DIRECTION = State how many lines hold the word "type", with no other words.

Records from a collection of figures
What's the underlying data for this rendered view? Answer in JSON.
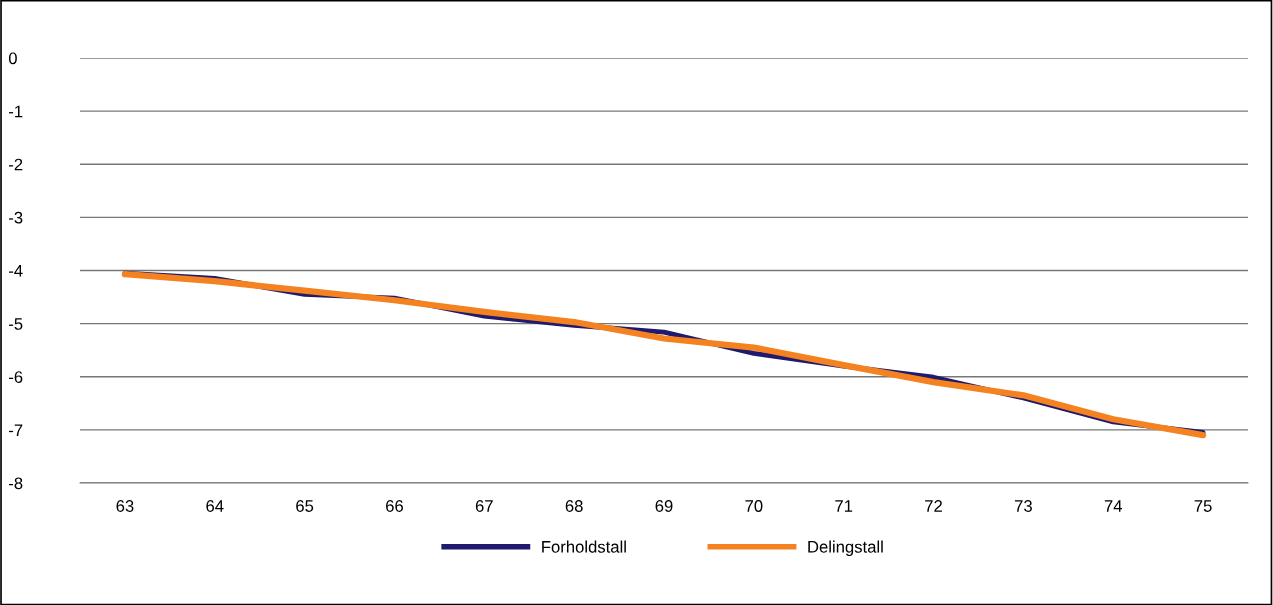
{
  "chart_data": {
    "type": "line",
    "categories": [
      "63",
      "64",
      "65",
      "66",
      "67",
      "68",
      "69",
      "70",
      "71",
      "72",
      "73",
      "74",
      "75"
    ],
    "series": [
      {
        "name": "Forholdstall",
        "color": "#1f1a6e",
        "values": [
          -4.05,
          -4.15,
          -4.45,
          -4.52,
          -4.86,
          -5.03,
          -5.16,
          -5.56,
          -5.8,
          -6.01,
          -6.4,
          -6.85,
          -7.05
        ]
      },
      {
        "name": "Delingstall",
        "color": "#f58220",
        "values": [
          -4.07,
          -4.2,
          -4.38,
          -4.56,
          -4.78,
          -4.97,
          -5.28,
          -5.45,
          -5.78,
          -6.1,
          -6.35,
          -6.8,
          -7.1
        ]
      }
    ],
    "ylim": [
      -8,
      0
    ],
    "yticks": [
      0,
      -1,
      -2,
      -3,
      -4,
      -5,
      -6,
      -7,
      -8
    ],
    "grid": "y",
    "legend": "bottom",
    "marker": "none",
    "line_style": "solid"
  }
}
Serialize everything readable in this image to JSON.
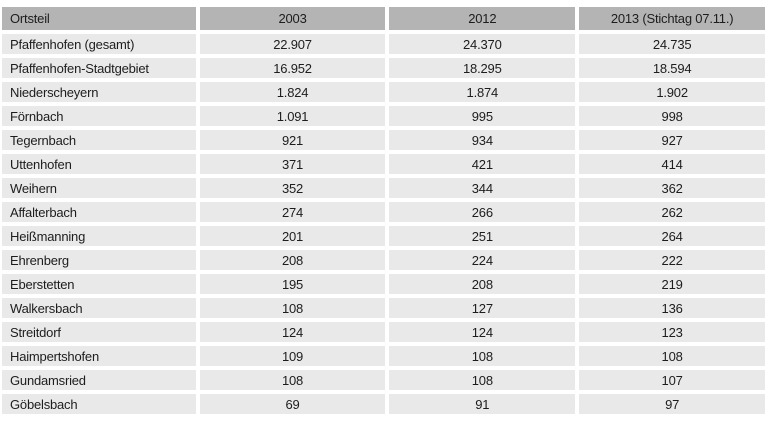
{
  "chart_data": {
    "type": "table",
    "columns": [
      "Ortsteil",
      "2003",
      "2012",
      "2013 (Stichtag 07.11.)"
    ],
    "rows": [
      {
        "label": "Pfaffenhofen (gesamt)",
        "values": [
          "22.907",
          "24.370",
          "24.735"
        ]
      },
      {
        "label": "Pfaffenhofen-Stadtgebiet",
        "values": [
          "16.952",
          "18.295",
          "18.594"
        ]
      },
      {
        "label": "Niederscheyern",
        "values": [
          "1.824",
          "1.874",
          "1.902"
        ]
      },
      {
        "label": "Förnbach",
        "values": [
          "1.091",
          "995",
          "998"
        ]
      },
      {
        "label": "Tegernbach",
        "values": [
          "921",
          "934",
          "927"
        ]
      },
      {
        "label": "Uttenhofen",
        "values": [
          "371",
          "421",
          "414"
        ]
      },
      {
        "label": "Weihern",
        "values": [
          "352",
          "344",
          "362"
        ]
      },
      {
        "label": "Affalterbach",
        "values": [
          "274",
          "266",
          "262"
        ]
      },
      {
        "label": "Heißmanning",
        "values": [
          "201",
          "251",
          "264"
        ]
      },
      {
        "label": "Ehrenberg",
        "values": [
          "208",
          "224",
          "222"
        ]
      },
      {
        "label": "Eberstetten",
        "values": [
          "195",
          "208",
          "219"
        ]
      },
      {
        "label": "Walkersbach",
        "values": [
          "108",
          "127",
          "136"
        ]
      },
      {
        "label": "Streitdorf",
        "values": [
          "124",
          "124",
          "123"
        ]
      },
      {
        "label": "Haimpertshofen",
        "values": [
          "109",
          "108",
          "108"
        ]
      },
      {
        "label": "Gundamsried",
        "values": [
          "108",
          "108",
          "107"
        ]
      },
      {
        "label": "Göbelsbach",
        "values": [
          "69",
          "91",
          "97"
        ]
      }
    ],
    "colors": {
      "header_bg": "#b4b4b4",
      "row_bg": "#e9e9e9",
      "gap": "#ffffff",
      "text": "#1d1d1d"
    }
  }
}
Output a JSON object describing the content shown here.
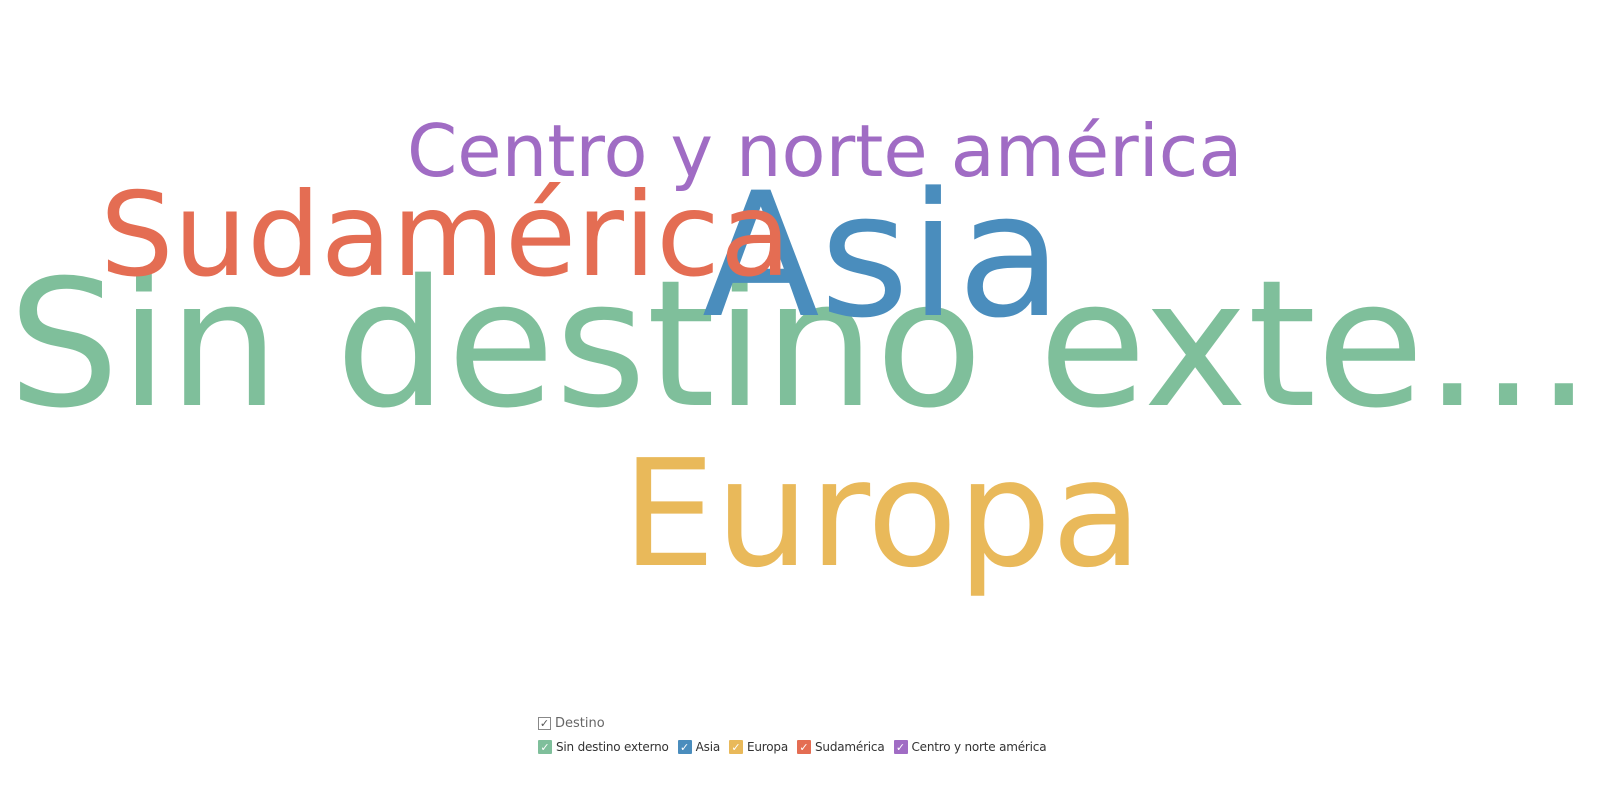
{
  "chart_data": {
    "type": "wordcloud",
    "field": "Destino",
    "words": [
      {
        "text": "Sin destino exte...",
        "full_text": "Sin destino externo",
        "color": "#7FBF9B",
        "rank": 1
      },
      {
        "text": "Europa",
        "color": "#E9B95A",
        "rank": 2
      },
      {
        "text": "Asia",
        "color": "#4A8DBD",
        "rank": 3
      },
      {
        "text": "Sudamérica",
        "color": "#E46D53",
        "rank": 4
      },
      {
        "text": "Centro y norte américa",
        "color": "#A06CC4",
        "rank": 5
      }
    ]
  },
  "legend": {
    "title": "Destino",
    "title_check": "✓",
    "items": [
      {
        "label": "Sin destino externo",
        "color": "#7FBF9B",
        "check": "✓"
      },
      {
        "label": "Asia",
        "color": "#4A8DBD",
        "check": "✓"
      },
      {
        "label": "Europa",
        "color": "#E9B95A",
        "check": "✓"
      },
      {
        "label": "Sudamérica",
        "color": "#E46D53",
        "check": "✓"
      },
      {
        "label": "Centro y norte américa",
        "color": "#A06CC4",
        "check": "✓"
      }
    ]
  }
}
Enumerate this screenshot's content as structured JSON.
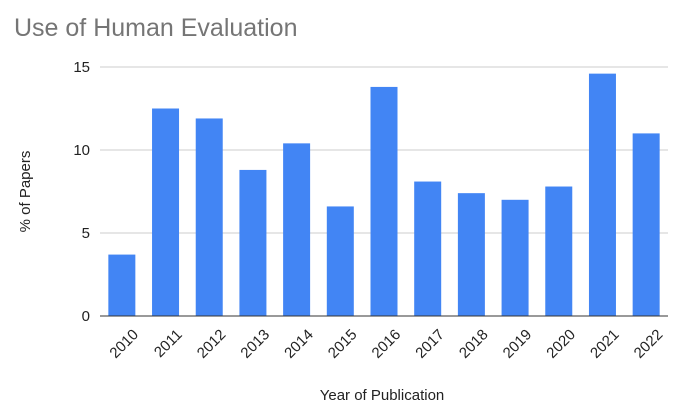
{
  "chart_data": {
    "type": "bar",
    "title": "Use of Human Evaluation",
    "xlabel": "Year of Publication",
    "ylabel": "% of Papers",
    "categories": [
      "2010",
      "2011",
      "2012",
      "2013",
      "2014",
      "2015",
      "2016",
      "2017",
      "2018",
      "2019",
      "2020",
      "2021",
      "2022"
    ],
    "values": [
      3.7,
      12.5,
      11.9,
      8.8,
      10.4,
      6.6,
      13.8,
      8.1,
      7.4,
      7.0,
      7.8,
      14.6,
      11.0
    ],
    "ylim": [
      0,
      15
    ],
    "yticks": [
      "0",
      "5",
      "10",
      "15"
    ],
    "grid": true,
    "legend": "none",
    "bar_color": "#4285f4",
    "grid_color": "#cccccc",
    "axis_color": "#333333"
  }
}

==

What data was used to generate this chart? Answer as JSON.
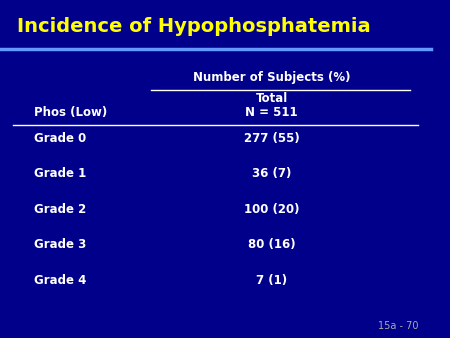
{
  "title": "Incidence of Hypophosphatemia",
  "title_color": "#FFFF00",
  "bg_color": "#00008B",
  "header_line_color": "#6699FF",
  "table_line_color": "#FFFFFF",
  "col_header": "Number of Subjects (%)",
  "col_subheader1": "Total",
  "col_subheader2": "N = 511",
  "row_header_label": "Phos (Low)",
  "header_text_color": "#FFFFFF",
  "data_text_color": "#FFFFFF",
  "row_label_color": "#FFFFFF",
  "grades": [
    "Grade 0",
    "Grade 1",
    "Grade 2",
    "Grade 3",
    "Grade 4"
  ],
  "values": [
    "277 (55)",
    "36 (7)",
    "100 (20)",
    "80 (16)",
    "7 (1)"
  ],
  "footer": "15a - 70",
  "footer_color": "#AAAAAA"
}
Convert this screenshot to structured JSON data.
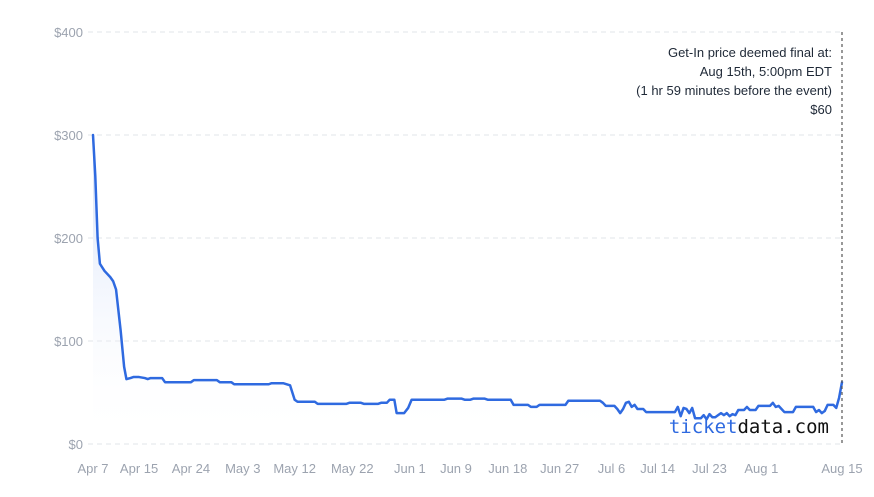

WRITTEN REPLY = 4